═════ Source records
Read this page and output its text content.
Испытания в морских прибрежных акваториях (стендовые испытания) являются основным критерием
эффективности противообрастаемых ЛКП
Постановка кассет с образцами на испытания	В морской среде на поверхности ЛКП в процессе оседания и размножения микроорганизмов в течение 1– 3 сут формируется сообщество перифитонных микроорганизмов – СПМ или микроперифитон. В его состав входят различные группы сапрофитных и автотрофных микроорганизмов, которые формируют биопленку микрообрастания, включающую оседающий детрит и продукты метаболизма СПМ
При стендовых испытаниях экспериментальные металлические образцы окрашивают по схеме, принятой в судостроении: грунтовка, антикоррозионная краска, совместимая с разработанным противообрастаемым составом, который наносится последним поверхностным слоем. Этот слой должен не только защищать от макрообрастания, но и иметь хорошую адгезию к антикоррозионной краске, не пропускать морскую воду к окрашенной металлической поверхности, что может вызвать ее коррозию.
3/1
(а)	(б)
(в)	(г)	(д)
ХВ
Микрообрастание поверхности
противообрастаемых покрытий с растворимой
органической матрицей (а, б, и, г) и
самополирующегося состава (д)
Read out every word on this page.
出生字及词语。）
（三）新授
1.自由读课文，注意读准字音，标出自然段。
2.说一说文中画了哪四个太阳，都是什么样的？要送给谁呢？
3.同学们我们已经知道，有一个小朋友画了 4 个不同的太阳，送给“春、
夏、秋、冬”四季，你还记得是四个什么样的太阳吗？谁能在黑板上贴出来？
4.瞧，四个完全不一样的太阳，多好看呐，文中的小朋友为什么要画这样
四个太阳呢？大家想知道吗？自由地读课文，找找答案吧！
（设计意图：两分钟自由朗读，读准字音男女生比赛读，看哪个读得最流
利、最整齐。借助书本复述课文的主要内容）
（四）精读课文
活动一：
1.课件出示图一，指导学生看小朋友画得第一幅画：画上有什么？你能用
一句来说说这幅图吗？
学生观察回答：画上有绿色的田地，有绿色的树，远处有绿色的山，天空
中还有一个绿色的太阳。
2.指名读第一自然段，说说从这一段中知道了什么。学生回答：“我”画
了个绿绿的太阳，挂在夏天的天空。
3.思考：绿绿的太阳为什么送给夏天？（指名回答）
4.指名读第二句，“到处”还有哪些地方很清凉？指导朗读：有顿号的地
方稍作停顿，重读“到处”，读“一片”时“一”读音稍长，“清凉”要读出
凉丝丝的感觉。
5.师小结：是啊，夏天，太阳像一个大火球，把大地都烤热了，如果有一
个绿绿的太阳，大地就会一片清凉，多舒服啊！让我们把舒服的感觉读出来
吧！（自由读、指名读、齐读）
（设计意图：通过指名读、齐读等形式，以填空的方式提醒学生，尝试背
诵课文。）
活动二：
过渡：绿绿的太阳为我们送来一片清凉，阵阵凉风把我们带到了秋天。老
══════════
═════ Source records
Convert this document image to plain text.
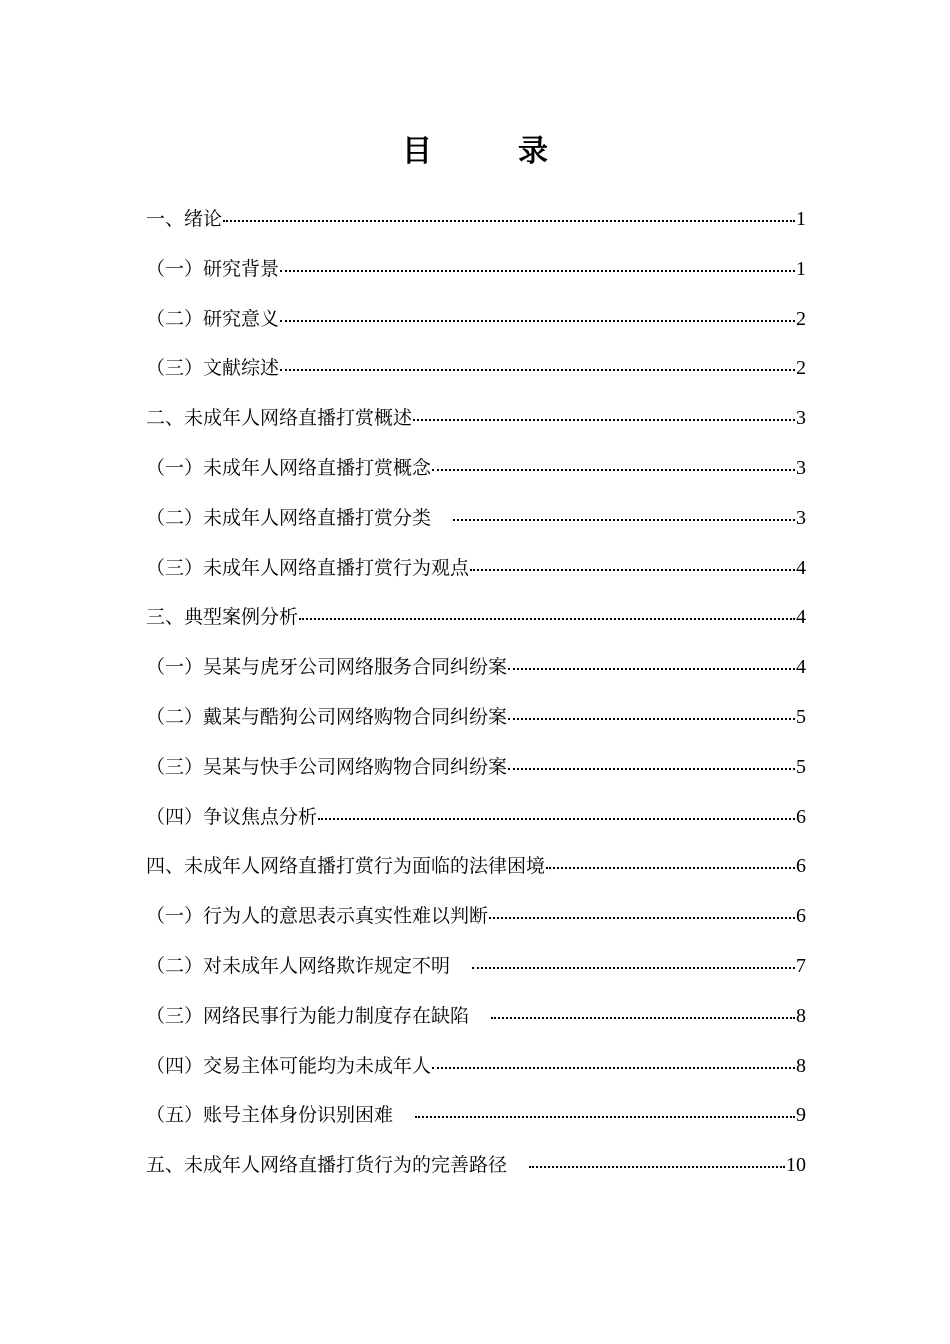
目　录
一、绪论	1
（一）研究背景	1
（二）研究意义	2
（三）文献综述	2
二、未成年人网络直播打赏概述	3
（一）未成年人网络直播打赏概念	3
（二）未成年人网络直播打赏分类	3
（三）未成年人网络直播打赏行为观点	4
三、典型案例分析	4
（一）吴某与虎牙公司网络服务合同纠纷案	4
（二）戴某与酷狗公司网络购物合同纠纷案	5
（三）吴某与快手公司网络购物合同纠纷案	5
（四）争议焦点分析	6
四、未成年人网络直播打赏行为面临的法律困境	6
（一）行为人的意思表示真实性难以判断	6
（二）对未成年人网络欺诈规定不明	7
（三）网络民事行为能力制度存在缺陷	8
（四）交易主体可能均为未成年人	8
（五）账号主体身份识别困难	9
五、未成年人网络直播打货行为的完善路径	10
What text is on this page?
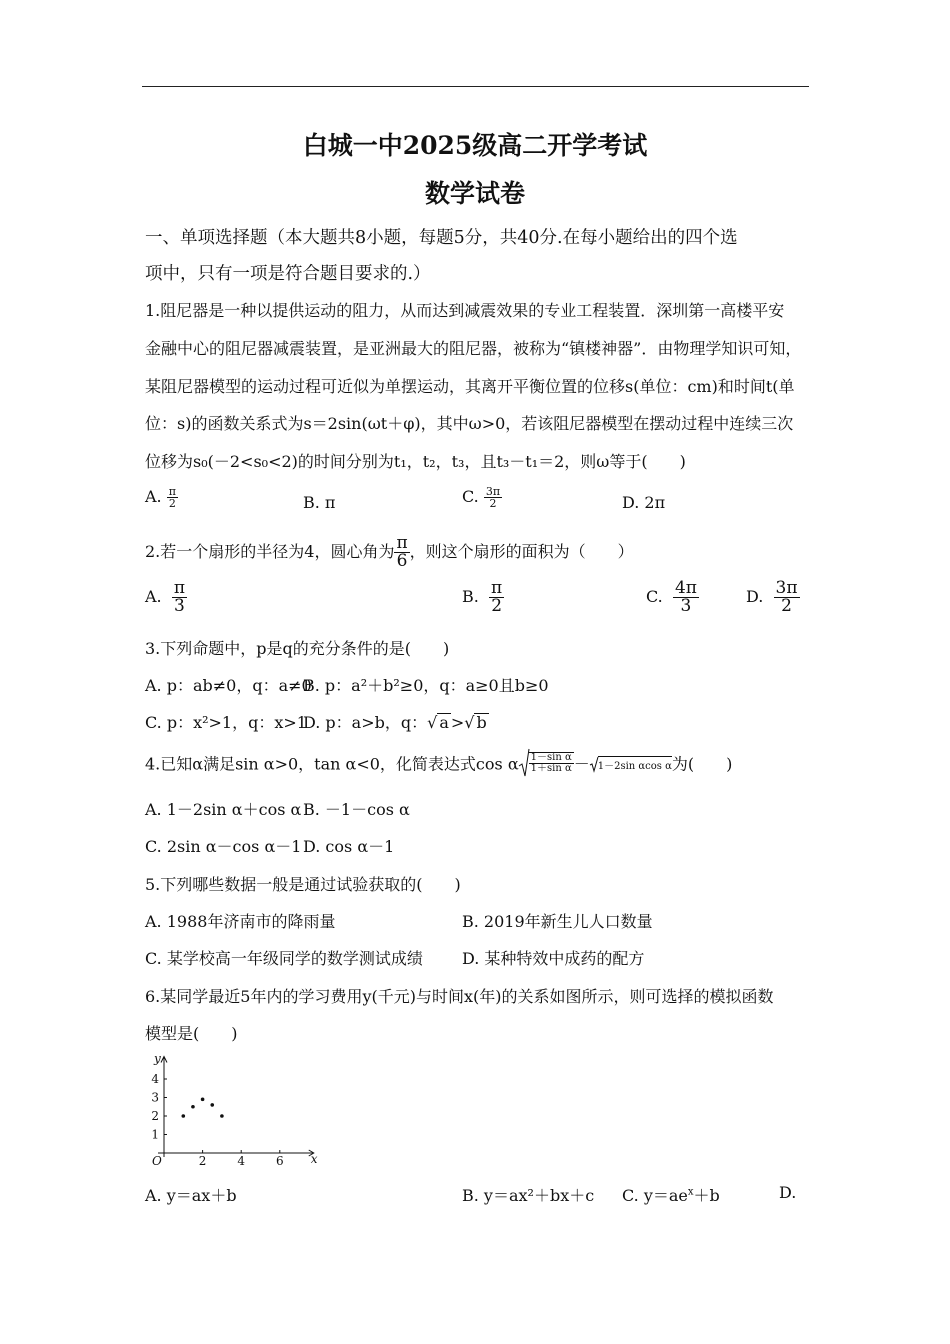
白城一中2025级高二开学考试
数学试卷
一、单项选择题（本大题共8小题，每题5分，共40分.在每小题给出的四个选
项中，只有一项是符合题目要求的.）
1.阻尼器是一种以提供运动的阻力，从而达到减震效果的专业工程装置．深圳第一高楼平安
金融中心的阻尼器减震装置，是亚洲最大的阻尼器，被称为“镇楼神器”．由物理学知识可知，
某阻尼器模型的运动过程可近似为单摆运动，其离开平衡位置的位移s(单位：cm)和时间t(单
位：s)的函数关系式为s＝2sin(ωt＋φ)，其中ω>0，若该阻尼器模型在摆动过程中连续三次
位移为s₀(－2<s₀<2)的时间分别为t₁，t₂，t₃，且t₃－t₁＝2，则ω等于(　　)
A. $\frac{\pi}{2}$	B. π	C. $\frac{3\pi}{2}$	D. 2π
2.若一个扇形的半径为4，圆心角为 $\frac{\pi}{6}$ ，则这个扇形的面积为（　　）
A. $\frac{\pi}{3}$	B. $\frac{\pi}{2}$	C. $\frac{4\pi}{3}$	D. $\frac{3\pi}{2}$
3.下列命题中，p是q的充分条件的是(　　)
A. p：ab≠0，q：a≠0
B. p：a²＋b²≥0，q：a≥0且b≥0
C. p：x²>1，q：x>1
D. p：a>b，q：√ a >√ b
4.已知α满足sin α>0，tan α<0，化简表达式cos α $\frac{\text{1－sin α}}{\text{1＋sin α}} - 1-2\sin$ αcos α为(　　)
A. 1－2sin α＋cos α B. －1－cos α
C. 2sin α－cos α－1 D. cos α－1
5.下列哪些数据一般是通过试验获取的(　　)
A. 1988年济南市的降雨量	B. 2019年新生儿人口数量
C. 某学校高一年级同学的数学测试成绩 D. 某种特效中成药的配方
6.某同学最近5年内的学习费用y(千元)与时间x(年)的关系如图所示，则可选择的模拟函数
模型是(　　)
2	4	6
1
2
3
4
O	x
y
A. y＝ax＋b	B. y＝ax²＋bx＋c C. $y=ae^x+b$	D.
══════════
**Stated goal**
In the records above, find each line with the word "frac" and copy it.

**Exercise output**
A. $\frac{\pi}{2}$	B. π	C. $\frac{3\pi}{2}$	D. 2π
2.若一个扇形的半径为4，圆心角为 $\frac{\pi}{6}$ ，则这个扇形的面积为（　　）
A. $\frac{\pi}{3}$	B. $\frac{\pi}{2}$	C. $\frac{4\pi}{3}$	D. $\frac{3\pi}{2}$
4.已知α满足sin α>0，tan α<0，化简表达式cos α $\frac{\text{1－sin α}}{\text{1＋sin α}} - 1-2\sin$ αcos α为(　　)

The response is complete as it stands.